(Extracted records)
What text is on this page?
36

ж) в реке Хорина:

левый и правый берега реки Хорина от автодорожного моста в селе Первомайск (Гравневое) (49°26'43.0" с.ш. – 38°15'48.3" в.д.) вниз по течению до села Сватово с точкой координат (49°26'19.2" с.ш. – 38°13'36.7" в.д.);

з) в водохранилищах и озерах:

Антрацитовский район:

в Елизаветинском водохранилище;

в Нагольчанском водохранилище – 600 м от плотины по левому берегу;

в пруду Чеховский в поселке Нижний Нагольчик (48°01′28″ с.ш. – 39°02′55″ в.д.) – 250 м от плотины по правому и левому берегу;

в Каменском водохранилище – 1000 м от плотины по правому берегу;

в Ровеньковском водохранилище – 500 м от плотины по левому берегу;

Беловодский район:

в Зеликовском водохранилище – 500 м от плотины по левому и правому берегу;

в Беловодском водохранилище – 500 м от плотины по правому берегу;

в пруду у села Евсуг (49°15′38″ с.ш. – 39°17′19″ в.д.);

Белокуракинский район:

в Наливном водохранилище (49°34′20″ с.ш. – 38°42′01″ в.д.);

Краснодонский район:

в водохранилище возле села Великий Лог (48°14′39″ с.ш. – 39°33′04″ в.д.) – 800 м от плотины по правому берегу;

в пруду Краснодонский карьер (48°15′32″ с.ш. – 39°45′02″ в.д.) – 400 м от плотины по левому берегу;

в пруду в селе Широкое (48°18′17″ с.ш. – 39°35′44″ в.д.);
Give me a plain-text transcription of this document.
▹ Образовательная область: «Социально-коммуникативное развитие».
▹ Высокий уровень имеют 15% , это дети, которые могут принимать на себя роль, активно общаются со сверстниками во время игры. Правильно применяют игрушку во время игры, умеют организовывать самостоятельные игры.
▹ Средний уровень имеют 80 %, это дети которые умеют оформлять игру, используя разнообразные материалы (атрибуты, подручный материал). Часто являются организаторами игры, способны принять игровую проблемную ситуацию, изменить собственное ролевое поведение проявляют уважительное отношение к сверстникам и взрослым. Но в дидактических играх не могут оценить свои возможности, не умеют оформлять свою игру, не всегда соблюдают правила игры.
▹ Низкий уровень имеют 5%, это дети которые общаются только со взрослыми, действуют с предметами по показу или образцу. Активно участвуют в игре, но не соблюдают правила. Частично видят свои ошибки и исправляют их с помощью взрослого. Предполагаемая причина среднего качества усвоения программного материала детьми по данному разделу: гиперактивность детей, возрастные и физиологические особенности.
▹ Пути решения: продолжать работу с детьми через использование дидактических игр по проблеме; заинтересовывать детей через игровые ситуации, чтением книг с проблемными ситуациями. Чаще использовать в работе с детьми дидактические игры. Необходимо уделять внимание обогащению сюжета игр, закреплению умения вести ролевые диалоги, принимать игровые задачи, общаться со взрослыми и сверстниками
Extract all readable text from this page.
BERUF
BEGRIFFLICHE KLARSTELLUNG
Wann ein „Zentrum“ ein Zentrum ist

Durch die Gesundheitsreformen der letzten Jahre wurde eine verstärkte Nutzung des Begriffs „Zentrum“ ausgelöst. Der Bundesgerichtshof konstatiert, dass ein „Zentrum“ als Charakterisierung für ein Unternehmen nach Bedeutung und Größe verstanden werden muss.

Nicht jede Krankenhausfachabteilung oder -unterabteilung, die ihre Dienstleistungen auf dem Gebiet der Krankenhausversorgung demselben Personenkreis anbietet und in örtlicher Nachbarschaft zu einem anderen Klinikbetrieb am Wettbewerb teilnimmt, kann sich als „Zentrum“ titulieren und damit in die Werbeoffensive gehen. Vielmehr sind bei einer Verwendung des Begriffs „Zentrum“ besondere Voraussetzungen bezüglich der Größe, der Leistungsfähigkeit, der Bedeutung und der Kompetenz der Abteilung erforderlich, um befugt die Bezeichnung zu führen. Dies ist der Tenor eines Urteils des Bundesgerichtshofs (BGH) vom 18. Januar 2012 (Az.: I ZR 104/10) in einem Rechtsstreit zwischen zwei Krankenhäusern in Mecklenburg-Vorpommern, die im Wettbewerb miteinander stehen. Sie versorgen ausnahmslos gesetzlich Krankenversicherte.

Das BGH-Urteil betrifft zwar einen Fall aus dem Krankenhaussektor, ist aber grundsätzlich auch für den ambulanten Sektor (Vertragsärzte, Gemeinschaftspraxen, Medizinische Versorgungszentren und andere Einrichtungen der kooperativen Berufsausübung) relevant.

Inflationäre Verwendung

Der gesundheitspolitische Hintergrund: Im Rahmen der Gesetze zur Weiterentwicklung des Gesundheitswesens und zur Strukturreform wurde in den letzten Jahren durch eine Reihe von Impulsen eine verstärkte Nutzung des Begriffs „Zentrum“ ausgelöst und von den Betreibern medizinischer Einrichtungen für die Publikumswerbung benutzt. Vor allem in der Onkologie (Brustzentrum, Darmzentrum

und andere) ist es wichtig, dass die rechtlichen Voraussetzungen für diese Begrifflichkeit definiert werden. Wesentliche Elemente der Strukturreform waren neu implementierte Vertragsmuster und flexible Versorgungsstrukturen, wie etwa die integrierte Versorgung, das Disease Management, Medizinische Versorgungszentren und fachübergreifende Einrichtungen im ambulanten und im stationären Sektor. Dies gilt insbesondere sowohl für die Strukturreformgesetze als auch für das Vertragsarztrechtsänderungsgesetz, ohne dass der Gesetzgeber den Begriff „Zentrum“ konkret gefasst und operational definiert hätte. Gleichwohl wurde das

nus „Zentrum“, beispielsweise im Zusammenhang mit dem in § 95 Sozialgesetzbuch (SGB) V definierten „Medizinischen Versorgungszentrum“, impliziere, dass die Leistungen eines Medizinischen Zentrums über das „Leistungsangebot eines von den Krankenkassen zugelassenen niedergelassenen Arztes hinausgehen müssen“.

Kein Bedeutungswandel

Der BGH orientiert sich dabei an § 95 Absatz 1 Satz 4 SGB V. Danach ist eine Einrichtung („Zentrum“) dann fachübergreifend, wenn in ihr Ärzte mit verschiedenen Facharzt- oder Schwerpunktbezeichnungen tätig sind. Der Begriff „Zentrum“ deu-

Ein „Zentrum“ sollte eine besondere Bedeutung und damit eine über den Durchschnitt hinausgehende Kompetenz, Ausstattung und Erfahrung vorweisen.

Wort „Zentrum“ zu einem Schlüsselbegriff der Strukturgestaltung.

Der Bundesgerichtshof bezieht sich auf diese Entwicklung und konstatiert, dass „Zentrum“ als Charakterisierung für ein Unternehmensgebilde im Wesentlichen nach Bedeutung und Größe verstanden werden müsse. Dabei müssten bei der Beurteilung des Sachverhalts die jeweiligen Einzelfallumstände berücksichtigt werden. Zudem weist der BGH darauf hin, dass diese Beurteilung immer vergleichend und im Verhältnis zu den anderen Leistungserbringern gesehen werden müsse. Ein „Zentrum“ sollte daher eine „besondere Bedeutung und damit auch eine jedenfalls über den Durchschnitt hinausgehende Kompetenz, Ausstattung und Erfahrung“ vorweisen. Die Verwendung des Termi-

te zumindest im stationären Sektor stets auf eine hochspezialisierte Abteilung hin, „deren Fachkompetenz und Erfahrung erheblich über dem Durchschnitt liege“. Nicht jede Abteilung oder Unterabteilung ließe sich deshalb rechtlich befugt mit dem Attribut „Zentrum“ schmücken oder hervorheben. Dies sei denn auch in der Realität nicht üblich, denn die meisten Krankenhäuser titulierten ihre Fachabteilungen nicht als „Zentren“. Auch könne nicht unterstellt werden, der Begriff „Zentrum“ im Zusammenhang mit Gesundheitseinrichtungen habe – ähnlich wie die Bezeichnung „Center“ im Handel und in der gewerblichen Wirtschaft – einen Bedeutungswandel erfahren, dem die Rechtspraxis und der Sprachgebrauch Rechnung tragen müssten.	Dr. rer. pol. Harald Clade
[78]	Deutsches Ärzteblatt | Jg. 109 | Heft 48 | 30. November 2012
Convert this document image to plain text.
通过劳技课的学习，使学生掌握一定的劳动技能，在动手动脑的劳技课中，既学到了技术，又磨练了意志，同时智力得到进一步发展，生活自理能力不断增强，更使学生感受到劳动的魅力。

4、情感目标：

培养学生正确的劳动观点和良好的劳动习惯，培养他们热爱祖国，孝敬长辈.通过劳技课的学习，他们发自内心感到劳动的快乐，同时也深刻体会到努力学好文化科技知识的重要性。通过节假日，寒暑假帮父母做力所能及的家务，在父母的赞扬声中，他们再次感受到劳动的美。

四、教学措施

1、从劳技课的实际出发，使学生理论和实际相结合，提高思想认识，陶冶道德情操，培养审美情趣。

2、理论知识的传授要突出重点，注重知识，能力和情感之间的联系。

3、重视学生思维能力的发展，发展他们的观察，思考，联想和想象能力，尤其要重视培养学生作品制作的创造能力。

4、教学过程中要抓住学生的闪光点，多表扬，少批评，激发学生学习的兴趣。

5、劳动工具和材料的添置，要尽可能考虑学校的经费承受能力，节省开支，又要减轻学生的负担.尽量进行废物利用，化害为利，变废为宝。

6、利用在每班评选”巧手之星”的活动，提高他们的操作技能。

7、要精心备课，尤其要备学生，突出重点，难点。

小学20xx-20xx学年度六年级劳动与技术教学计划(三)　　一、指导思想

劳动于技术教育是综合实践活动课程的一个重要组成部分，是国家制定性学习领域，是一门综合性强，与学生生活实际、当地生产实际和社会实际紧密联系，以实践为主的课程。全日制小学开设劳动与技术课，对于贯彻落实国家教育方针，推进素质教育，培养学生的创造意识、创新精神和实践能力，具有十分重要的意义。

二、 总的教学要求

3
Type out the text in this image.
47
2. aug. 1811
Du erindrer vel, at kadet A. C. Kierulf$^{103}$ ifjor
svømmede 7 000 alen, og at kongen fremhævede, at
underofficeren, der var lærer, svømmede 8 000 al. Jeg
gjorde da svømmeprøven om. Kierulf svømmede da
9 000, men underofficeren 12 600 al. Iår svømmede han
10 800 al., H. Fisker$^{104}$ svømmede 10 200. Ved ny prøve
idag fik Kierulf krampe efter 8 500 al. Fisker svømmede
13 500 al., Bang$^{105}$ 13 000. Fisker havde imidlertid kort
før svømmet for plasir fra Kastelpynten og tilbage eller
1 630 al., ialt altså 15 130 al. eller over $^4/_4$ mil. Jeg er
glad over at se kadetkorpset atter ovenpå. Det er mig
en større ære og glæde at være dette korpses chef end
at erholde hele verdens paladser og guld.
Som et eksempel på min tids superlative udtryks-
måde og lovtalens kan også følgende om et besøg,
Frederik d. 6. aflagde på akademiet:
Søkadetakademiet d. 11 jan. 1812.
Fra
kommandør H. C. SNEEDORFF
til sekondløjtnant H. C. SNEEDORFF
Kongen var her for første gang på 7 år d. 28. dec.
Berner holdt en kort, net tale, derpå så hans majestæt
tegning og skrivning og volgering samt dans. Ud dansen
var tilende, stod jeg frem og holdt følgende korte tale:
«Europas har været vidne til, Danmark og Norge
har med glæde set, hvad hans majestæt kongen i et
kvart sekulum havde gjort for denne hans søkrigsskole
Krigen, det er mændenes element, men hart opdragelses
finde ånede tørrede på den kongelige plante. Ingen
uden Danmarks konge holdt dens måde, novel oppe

Stated exercise
Pick out every line with the string "havde" and copy it.

Final result
13 500 al., Bang$^{105}$ 13 000. Fisker havde imidlertid kort
kvart sekulum havde gjort for denne hans søkrigsskole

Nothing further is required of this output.